→ **REQUEST**
Filter for the word "Siswa" and keep each matching line.

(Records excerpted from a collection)
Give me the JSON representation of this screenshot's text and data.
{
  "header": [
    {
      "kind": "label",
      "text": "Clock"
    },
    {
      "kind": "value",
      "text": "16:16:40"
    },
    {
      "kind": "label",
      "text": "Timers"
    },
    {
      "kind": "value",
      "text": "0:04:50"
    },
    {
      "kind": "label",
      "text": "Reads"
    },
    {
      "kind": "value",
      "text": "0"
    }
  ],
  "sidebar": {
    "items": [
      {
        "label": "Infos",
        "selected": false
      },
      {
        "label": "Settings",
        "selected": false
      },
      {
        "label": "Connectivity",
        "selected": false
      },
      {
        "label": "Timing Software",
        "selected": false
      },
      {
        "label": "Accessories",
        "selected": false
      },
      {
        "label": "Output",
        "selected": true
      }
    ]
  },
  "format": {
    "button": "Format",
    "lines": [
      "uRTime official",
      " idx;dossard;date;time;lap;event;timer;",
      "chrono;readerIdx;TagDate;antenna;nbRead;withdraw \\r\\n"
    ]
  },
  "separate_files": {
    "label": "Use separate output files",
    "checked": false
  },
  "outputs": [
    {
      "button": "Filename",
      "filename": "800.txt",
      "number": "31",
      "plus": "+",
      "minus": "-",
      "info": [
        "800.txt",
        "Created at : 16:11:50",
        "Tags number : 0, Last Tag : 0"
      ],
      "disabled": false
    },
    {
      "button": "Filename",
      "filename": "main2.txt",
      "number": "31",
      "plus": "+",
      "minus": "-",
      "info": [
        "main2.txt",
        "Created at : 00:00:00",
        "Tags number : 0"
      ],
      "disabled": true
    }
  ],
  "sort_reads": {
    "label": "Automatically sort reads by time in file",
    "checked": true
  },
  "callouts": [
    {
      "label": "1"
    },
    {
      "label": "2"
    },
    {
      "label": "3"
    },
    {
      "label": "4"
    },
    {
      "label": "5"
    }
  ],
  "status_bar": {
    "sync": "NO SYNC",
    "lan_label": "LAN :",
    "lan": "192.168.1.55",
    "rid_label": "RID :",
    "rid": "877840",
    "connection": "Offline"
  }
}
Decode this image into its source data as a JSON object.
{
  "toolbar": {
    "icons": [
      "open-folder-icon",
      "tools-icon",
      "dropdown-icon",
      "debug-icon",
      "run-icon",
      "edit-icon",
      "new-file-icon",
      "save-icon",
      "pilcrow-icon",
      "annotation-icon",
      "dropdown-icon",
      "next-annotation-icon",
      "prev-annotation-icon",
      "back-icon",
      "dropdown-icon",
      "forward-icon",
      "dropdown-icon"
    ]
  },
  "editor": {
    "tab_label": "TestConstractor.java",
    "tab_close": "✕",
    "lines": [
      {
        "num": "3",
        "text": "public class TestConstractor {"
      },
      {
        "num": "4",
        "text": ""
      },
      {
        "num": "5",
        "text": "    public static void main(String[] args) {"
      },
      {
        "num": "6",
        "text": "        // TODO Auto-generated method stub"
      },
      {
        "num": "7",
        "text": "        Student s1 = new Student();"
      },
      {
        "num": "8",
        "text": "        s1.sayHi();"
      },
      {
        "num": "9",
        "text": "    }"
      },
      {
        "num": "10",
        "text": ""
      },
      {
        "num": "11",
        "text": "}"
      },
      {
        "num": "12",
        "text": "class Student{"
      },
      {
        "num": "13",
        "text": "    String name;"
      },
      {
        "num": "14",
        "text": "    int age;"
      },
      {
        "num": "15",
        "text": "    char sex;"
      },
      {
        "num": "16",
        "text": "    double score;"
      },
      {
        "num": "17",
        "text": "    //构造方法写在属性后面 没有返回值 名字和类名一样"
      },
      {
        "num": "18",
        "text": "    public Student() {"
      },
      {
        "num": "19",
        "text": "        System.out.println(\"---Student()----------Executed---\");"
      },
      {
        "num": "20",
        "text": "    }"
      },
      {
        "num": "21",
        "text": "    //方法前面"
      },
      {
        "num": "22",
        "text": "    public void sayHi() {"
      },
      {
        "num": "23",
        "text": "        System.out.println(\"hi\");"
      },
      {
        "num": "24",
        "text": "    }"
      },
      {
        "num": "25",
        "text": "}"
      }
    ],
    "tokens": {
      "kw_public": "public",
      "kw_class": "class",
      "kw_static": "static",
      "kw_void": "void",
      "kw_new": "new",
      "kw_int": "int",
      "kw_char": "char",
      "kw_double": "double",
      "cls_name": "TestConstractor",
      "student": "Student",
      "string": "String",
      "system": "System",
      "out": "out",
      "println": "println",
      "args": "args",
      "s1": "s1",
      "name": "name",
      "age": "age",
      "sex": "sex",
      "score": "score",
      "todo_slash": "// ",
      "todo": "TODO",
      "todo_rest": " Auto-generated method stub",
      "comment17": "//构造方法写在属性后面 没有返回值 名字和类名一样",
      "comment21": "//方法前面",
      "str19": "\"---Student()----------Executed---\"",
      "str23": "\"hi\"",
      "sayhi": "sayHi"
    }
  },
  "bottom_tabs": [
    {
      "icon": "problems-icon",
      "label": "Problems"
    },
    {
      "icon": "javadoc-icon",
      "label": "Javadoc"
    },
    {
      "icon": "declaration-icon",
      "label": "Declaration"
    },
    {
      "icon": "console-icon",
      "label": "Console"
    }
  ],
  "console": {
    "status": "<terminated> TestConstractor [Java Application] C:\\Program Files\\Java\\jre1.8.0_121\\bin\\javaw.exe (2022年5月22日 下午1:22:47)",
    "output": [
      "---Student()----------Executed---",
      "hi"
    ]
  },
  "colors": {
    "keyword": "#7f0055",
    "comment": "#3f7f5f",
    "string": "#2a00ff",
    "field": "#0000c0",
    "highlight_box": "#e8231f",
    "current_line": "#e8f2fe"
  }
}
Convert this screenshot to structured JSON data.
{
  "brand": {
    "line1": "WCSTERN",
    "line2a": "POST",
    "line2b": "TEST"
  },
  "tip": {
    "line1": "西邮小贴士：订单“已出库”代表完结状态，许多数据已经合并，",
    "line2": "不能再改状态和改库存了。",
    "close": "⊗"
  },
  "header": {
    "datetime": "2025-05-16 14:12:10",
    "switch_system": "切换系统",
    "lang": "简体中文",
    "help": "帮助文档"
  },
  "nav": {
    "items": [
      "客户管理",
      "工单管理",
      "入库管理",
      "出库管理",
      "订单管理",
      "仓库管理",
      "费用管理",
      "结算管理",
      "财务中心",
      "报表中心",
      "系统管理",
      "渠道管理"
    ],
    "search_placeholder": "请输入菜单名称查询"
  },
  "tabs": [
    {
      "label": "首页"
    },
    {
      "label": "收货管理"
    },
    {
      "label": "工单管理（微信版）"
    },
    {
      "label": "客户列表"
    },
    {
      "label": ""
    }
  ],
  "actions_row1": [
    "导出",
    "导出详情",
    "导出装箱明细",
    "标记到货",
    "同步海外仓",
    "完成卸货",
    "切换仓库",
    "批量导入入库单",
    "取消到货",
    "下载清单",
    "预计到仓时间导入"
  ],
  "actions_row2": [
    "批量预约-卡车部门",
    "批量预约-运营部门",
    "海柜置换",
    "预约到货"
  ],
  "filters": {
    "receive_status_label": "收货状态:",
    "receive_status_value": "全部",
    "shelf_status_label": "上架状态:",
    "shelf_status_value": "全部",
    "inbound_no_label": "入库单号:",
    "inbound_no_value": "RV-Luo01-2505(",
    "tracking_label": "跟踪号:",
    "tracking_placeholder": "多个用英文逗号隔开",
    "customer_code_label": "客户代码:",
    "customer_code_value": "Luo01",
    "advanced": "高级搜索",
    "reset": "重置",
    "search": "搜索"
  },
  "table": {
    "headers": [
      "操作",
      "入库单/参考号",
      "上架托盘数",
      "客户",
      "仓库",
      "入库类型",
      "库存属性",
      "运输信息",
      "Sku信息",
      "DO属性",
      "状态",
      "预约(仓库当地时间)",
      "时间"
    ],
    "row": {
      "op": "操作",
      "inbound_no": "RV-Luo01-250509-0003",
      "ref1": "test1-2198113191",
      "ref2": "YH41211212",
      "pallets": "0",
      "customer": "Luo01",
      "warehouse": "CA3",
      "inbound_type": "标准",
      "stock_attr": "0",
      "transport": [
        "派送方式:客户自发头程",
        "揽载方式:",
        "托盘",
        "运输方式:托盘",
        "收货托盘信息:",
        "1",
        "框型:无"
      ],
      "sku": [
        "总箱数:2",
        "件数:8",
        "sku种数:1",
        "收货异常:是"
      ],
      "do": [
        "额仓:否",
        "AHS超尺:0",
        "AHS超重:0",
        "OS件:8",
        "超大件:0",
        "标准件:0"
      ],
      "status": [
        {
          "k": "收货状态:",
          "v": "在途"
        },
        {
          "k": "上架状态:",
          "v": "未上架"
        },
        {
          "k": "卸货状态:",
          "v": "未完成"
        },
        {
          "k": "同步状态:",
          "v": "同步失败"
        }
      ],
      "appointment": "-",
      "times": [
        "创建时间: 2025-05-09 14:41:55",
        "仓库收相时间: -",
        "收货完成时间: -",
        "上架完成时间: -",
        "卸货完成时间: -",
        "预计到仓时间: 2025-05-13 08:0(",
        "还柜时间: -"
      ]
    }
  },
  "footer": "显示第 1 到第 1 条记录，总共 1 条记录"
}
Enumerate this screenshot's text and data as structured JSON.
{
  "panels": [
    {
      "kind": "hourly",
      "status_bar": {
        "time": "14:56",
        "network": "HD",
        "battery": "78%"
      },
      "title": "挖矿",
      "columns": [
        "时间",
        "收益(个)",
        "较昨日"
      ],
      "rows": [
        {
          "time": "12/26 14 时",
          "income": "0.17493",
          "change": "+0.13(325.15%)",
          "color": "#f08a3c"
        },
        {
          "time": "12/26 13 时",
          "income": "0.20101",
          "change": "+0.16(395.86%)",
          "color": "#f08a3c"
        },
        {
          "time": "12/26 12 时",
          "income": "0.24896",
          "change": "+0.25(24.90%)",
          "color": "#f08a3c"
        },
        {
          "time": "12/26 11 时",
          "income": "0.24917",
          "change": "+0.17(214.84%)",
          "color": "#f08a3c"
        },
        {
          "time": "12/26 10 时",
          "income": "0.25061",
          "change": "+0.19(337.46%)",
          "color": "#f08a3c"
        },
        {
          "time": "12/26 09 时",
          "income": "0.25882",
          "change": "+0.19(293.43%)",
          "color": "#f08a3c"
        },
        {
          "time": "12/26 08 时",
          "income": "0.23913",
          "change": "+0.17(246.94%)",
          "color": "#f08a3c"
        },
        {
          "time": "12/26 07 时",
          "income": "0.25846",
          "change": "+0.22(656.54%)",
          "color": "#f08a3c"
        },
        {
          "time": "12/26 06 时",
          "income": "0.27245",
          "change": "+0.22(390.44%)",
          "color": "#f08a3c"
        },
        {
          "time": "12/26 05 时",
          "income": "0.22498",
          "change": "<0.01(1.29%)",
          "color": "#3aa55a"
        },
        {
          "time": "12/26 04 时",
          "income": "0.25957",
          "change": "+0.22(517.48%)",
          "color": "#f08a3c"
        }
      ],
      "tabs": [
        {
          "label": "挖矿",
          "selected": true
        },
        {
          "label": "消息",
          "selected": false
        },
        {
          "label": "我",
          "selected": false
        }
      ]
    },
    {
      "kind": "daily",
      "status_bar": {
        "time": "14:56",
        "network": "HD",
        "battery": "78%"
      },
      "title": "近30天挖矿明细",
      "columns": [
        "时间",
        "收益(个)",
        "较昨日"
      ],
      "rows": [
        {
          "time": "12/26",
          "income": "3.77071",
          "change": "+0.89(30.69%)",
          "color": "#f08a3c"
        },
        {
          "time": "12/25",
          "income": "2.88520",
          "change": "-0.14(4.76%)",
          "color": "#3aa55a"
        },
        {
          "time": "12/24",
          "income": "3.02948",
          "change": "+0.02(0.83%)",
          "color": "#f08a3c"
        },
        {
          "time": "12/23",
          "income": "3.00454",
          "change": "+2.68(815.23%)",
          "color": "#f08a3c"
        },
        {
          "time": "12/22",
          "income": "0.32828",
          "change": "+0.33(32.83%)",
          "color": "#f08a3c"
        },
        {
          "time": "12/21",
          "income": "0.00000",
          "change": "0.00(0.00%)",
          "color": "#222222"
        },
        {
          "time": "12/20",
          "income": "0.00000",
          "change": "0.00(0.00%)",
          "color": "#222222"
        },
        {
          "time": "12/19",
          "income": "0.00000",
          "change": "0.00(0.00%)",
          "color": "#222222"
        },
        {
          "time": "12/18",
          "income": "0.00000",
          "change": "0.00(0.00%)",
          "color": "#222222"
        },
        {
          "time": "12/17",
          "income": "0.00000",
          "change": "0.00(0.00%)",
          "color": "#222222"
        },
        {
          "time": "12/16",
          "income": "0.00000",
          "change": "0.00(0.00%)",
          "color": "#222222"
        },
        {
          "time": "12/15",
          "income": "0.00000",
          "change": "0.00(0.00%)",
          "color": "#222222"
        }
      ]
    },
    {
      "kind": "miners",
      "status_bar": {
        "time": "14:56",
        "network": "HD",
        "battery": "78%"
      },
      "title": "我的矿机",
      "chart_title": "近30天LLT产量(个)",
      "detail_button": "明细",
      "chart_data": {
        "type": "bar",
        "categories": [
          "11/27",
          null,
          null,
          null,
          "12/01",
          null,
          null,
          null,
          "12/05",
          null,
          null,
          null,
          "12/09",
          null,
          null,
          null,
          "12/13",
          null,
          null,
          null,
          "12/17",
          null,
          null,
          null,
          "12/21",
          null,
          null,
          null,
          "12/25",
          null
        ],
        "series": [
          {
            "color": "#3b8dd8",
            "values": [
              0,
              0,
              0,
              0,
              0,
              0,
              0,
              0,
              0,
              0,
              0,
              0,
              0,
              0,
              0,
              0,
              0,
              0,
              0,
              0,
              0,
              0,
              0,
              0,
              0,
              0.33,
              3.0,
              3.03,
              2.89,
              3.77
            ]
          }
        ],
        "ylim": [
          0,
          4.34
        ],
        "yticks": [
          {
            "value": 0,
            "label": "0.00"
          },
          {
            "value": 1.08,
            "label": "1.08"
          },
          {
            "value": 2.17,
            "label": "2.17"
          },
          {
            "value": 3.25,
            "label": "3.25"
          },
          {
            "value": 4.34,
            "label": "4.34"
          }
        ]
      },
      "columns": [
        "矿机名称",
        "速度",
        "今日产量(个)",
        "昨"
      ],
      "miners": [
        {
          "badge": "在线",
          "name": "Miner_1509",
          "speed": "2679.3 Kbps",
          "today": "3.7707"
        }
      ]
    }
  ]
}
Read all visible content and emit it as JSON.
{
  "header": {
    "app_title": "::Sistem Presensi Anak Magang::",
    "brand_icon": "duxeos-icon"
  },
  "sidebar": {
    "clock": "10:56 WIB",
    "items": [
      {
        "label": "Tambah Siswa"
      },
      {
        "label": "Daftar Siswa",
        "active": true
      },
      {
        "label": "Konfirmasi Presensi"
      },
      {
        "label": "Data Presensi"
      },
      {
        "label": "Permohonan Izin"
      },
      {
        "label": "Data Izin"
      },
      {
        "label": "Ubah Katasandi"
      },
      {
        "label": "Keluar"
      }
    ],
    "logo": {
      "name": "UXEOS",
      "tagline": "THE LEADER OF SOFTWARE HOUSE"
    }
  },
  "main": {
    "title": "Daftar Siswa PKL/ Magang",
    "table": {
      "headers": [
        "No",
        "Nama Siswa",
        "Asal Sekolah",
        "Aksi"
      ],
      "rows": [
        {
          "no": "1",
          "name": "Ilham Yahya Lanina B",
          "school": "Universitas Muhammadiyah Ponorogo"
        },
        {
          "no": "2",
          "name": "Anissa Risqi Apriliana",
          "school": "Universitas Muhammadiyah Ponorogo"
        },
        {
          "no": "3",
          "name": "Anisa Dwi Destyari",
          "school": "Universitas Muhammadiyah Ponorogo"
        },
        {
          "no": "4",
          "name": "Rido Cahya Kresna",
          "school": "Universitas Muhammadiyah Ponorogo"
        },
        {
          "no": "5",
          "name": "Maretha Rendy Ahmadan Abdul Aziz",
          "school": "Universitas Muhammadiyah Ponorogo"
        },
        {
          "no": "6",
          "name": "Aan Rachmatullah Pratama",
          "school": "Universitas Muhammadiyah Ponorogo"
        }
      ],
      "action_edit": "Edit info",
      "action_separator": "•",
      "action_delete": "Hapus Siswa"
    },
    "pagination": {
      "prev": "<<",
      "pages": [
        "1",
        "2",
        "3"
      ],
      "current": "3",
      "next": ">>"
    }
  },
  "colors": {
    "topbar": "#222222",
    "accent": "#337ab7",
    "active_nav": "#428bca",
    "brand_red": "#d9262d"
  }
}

→ **FINAL ANSWER**
        "label": "Tambah Siswa"
        "label": "Daftar Siswa",
    "title": "Daftar Siswa PKL/ Magang",
        "Nama Siswa",
      "action_delete": "Hapus Siswa"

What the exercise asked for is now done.